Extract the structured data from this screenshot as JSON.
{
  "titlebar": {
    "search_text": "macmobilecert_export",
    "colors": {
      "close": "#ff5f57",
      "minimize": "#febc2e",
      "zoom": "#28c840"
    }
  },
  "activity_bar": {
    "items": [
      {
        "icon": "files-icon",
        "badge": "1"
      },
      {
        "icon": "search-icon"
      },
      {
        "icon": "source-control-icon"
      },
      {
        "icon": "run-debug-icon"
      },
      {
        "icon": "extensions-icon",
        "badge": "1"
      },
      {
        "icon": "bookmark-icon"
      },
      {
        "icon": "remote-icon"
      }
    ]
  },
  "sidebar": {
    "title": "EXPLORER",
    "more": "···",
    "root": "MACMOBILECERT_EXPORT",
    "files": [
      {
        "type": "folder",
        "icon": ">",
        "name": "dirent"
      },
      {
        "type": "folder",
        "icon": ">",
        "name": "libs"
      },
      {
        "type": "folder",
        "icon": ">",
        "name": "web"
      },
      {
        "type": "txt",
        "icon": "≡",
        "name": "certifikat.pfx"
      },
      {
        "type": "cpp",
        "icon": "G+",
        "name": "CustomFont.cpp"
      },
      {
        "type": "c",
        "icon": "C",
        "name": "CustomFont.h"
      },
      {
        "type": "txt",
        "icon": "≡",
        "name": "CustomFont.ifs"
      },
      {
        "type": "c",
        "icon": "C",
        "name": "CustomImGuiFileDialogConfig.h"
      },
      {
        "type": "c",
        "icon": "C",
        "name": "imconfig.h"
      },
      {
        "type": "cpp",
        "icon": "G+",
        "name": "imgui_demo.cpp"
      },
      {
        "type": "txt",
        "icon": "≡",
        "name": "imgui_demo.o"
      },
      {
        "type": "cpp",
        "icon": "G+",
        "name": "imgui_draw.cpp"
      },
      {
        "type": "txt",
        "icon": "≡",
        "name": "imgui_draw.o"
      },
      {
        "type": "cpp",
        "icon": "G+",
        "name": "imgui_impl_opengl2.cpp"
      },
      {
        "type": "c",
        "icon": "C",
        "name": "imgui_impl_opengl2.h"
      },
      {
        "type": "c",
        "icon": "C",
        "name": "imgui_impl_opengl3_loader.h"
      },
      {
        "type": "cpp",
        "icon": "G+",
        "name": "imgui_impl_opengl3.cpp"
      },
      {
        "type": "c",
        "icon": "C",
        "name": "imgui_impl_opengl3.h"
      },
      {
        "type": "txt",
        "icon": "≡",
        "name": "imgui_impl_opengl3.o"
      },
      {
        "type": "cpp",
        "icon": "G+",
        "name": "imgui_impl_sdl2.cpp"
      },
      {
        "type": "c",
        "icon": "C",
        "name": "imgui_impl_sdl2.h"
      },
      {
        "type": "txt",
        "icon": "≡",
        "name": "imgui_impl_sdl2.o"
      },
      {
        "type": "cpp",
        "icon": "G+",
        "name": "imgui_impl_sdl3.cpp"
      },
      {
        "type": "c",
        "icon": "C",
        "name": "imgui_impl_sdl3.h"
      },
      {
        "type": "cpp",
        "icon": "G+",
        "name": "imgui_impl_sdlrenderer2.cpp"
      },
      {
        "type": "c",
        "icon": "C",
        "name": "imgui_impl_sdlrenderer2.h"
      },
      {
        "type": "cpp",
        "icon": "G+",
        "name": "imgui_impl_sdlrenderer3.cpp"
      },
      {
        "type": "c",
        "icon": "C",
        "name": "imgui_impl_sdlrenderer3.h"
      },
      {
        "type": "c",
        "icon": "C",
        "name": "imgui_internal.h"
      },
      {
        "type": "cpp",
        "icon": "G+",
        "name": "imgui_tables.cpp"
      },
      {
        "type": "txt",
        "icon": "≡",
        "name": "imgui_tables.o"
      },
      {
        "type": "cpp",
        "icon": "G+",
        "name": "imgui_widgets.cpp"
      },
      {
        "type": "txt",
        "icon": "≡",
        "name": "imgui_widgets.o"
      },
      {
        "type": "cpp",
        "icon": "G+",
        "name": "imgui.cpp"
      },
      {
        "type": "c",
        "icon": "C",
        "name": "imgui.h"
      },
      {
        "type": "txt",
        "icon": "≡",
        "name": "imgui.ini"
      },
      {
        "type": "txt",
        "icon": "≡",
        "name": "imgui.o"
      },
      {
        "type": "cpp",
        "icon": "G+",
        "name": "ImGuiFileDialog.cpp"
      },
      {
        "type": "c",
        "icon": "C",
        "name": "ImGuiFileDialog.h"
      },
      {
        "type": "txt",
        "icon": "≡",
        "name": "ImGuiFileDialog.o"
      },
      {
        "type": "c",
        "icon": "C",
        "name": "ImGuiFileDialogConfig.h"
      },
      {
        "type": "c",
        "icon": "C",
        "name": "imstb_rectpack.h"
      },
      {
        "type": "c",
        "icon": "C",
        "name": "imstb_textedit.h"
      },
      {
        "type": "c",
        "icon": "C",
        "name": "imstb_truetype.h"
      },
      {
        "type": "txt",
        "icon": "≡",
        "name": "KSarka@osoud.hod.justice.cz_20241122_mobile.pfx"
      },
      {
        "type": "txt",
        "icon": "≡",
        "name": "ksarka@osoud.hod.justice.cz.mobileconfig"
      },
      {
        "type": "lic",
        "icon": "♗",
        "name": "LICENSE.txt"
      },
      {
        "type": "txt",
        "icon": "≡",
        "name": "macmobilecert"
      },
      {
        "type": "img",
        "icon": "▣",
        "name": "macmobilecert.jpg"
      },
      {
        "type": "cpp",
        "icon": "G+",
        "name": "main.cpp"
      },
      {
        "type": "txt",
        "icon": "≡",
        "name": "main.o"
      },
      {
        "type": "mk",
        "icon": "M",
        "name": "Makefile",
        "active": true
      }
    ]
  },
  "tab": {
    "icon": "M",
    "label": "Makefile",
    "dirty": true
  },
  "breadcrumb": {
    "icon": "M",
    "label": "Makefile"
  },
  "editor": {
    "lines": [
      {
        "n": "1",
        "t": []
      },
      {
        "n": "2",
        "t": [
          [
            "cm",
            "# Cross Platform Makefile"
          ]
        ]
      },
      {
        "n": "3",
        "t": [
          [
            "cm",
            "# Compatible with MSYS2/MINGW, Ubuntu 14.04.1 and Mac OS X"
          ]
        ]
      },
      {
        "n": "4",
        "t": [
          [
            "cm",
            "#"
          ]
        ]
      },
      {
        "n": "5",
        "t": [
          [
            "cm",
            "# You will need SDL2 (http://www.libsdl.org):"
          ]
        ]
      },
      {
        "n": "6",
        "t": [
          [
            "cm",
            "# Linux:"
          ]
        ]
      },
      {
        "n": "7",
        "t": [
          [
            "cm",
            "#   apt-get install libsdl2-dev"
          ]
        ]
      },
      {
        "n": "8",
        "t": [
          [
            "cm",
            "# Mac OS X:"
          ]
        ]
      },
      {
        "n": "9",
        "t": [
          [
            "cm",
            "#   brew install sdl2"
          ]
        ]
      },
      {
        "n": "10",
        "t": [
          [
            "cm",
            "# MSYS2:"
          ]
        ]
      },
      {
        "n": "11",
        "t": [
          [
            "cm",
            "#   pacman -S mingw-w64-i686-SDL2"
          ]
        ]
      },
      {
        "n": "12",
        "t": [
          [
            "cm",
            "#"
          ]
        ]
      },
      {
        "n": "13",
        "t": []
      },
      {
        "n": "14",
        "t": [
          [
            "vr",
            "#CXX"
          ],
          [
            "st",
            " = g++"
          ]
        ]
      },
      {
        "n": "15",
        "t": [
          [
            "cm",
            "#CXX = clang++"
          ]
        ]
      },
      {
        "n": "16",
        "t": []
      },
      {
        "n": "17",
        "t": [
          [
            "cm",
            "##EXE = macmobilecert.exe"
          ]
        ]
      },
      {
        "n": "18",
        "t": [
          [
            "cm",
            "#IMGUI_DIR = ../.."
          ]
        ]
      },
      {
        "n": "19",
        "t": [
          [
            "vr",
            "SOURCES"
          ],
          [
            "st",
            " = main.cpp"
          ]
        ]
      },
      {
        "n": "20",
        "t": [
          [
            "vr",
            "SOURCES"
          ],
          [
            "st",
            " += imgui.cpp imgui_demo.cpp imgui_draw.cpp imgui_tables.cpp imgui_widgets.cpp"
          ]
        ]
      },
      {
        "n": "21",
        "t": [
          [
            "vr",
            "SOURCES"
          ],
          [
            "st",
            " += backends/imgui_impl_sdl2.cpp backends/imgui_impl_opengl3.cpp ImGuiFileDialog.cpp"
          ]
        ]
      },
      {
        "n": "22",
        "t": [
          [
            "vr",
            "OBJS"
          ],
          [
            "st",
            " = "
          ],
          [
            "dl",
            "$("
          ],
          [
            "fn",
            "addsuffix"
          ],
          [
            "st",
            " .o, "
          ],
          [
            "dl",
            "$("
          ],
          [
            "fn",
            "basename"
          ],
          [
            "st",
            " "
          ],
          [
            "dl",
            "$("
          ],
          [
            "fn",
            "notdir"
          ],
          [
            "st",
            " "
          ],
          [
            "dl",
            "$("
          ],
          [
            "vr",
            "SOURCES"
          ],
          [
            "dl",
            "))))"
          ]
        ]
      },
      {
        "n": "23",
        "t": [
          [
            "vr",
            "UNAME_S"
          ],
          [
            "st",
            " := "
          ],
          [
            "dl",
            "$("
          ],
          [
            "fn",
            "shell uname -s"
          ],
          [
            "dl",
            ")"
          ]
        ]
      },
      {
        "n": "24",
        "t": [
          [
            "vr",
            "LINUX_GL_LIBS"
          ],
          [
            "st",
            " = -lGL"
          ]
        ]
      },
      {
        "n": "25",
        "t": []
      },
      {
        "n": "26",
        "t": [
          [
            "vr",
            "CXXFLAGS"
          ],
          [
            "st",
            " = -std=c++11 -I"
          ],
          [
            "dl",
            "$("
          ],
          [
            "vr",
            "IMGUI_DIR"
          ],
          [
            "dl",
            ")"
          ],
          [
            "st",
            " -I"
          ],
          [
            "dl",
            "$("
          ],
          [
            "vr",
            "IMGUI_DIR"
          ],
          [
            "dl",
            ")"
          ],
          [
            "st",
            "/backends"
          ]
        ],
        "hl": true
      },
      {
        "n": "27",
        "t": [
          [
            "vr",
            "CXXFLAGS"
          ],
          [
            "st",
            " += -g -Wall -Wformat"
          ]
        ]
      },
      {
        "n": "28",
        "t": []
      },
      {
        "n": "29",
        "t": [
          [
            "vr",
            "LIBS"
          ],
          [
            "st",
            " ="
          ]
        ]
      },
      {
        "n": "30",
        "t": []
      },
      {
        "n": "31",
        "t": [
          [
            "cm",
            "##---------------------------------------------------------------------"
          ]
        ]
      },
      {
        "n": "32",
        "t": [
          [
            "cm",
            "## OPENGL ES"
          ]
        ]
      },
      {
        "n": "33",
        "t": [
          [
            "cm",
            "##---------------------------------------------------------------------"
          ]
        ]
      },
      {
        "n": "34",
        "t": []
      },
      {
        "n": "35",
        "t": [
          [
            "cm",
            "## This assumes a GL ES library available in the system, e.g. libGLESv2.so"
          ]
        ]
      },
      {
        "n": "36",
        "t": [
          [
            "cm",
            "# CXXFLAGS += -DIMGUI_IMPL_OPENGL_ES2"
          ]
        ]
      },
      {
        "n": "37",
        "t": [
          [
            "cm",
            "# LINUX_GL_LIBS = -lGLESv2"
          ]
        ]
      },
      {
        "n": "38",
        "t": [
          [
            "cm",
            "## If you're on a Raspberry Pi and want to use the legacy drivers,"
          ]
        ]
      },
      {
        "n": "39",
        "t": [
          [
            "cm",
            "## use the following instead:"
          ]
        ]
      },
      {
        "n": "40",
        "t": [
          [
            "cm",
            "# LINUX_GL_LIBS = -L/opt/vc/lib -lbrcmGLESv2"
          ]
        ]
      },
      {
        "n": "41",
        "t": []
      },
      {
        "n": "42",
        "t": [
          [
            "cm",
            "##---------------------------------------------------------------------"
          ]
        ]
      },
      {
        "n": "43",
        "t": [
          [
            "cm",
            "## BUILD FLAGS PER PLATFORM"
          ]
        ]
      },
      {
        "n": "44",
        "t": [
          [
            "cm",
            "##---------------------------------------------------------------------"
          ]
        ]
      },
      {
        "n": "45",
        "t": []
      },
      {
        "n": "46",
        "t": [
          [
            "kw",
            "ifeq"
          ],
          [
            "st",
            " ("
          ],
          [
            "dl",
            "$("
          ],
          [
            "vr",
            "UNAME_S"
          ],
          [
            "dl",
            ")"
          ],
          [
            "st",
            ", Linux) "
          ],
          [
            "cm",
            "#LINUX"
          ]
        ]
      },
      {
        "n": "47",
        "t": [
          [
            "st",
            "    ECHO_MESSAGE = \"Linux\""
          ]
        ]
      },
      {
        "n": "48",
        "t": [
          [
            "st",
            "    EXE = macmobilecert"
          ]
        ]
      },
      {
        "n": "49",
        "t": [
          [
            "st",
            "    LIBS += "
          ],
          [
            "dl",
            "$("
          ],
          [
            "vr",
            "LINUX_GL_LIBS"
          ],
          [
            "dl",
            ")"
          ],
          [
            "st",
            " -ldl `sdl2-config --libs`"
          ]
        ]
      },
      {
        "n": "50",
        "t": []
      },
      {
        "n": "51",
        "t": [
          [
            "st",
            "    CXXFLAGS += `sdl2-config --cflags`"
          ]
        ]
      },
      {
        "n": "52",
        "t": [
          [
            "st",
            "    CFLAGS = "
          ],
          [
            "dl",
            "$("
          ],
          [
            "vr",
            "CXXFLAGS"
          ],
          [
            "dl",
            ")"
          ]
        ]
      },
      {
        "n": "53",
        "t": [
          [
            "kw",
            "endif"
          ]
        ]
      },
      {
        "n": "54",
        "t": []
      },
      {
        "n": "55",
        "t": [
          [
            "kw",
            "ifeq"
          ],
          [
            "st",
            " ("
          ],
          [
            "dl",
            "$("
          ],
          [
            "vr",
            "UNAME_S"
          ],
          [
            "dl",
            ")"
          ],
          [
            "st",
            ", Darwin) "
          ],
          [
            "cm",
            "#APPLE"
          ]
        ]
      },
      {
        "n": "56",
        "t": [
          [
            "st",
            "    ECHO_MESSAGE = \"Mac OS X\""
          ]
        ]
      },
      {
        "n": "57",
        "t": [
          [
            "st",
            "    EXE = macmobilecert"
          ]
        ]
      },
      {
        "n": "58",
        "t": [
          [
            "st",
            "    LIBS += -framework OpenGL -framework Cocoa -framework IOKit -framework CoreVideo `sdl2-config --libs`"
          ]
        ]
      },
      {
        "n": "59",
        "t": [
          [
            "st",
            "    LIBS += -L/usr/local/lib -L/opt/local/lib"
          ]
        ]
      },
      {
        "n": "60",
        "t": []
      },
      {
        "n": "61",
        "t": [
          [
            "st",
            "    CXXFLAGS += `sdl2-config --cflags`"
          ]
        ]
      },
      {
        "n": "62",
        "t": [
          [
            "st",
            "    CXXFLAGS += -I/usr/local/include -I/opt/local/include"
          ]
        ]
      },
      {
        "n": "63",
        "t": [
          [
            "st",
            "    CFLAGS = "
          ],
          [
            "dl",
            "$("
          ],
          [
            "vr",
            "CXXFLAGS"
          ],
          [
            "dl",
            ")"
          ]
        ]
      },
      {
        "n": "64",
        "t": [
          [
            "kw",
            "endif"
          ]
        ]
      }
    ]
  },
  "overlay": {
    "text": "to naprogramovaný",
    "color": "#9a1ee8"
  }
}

▶ TASK DESCRIPTION: Find how many lines of the listing include the string "osoud" and give that number, nothing else.

▶ TASK SOLUTION: 2